Spatial layout entries
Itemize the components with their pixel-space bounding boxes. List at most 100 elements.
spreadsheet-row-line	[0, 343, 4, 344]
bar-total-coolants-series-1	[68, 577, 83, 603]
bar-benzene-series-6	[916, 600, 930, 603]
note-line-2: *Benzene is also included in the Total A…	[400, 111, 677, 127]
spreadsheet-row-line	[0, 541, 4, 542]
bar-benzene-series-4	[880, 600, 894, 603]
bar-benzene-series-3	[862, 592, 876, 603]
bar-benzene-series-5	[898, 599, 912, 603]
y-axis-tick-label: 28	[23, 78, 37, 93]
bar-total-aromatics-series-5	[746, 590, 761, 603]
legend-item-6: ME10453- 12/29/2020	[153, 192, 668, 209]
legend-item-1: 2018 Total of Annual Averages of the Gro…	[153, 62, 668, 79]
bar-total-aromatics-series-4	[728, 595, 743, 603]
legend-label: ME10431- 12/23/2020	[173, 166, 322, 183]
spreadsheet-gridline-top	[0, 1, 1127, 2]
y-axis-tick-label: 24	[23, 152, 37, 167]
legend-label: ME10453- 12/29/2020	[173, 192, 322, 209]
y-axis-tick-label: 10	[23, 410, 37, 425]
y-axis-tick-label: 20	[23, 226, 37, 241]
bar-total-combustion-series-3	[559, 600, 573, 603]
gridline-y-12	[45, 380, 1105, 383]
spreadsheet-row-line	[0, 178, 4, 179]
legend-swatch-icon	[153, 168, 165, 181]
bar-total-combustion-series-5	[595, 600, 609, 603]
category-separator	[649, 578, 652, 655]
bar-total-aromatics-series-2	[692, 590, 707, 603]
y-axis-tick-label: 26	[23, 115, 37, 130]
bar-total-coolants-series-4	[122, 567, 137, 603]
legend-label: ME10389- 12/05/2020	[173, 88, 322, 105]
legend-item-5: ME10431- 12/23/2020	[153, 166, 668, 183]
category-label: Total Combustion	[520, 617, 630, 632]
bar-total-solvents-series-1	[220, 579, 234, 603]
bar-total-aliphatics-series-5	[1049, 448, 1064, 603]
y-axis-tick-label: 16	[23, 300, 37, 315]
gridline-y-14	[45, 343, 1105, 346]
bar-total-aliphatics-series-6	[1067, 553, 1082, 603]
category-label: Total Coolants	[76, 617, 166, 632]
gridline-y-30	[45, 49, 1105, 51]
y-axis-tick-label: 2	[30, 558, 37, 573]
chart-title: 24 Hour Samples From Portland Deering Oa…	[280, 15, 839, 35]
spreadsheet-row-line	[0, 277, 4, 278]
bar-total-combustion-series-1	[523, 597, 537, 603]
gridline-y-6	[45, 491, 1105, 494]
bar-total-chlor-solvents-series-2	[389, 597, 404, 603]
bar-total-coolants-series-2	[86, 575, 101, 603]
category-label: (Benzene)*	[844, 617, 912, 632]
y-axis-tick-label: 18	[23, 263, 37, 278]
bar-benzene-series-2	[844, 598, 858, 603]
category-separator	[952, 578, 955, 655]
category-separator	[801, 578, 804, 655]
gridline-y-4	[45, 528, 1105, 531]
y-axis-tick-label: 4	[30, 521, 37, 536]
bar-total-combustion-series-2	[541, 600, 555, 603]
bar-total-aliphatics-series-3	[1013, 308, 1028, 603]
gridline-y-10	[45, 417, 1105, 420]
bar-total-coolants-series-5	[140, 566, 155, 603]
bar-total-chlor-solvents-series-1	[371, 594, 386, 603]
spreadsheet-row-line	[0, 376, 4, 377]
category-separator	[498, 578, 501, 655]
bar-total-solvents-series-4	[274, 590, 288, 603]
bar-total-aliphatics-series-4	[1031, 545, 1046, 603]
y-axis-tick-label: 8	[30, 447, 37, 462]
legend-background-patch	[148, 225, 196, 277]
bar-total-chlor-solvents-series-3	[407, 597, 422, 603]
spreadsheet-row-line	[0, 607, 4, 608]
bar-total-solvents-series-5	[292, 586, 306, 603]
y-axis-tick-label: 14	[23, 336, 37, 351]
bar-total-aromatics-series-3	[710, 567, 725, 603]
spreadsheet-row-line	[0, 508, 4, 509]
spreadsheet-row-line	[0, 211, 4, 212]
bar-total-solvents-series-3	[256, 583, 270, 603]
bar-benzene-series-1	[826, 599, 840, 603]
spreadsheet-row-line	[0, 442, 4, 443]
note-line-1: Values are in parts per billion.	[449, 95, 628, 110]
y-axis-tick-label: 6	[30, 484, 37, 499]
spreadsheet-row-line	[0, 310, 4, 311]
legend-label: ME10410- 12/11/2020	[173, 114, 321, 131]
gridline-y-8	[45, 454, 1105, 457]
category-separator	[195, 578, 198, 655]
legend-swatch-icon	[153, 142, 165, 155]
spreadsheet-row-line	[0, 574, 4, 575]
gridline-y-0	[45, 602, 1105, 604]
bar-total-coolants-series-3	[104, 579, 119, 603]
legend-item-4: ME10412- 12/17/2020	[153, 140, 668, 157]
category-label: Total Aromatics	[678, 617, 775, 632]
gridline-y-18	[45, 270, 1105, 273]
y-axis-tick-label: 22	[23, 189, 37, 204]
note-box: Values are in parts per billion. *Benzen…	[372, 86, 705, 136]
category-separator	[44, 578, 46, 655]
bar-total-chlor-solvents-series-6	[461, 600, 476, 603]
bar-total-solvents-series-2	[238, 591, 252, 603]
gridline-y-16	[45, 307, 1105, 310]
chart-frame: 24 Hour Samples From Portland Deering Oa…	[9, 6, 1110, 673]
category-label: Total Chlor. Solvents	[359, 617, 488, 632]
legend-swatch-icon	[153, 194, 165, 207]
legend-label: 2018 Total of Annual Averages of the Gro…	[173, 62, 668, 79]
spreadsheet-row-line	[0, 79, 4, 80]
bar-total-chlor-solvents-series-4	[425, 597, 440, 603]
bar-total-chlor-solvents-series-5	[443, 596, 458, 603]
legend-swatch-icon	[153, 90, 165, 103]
--
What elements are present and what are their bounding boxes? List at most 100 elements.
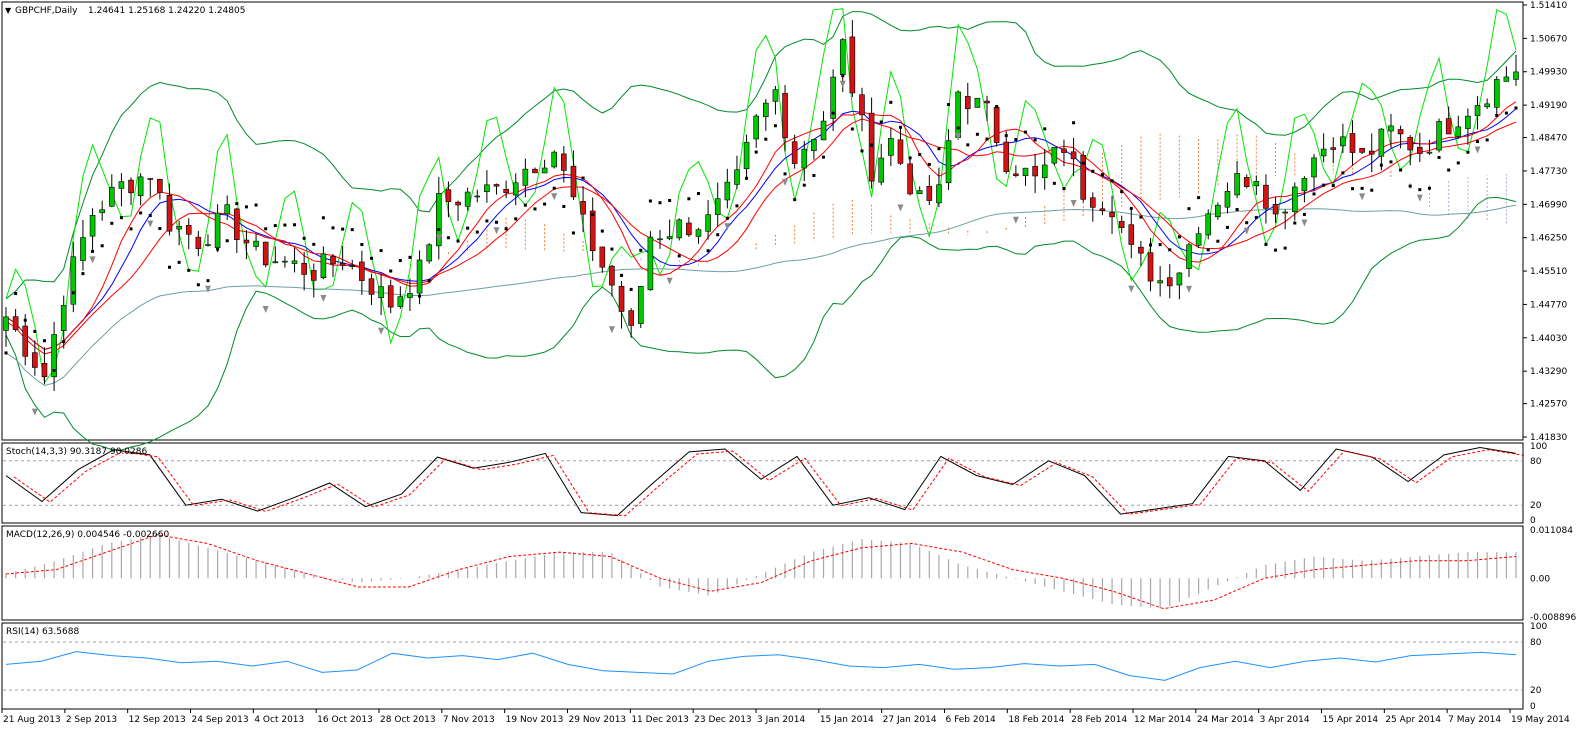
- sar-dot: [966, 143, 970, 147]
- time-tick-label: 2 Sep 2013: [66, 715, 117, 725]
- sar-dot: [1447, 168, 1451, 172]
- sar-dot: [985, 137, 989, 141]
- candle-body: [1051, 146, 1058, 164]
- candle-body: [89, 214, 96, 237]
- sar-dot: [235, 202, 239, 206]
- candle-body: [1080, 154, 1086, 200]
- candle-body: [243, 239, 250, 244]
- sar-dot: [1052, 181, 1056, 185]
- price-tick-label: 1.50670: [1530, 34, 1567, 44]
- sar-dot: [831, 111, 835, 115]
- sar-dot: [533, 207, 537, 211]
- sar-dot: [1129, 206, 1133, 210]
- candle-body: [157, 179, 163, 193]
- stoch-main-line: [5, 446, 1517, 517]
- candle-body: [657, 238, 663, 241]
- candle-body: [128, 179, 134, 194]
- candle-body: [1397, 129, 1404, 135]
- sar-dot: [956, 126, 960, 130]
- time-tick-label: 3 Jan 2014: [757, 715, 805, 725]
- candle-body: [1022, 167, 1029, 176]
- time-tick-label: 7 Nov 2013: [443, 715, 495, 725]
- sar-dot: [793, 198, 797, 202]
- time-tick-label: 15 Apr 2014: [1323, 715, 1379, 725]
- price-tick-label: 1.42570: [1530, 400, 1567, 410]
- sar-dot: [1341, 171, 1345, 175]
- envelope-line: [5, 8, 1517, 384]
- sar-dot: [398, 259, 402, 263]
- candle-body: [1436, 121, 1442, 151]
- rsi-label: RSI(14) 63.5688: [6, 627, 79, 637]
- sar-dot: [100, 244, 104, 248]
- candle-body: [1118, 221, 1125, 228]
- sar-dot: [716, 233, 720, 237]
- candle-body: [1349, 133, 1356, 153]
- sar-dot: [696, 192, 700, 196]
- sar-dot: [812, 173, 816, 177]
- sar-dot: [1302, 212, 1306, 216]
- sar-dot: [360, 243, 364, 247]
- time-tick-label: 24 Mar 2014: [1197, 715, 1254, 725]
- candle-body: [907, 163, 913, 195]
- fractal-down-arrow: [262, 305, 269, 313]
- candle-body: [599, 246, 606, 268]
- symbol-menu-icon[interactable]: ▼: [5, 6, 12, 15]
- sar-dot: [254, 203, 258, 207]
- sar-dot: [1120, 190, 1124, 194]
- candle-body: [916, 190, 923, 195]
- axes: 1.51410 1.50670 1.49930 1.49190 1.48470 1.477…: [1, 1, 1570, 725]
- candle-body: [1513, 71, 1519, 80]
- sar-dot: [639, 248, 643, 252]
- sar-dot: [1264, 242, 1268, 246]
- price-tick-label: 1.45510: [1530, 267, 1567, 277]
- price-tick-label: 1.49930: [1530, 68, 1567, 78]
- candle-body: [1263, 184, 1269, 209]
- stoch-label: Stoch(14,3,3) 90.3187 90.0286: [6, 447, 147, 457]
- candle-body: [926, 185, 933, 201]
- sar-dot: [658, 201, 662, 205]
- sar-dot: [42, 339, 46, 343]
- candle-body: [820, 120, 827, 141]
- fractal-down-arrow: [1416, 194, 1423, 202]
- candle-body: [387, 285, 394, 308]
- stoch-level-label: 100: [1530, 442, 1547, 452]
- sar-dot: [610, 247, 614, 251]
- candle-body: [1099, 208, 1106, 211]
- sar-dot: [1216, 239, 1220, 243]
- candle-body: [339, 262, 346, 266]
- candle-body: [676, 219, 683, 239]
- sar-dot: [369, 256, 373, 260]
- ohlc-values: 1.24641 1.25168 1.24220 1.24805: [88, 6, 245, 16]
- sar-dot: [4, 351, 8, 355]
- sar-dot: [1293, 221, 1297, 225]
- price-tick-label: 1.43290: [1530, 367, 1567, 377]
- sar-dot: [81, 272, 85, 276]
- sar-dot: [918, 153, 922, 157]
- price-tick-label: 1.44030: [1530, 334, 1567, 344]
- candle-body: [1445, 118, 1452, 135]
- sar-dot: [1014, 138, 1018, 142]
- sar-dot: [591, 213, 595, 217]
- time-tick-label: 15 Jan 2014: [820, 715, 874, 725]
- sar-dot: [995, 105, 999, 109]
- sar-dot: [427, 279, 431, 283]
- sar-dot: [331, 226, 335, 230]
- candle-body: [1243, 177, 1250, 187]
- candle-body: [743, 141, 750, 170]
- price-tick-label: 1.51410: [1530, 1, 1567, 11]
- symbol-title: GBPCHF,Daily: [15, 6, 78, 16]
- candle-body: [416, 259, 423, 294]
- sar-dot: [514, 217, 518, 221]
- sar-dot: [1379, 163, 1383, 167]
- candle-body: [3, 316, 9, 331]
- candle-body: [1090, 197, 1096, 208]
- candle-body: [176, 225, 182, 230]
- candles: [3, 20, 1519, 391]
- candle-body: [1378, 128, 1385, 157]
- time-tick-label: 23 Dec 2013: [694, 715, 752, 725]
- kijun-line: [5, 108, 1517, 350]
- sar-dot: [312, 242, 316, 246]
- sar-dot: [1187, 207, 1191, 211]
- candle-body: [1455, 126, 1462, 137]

> GOAL:
Retype the stretch of data from the line that contains "Itemize the components" through the line that contains "166, 322, 183]", both lines included.

> OUTPUT:
Itemize the components with their pixel-space bounding boxes. List at most 100 elements.
spreadsheet-row-line	[0, 343, 4, 344]
bar-total-coolants-series-1	[68, 577, 83, 603]
bar-benzene-series-6	[916, 600, 930, 603]
note-line-2: *Benzene is also included in the Total A…	[400, 111, 677, 127]
spreadsheet-row-line	[0, 541, 4, 542]
bar-benzene-series-4	[880, 600, 894, 603]
bar-benzene-series-3	[862, 592, 876, 603]
bar-benzene-series-5	[898, 599, 912, 603]
y-axis-tick-label: 28	[23, 78, 37, 93]
bar-total-aromatics-series-5	[746, 590, 761, 603]
legend-item-6: ME10453- 12/29/2020	[153, 192, 668, 209]
legend-item-1: 2018 Total of Annual Averages of the Gro…	[153, 62, 668, 79]
bar-total-aromatics-series-4	[728, 595, 743, 603]
legend-label: ME10431- 12/23/2020	[173, 166, 322, 183]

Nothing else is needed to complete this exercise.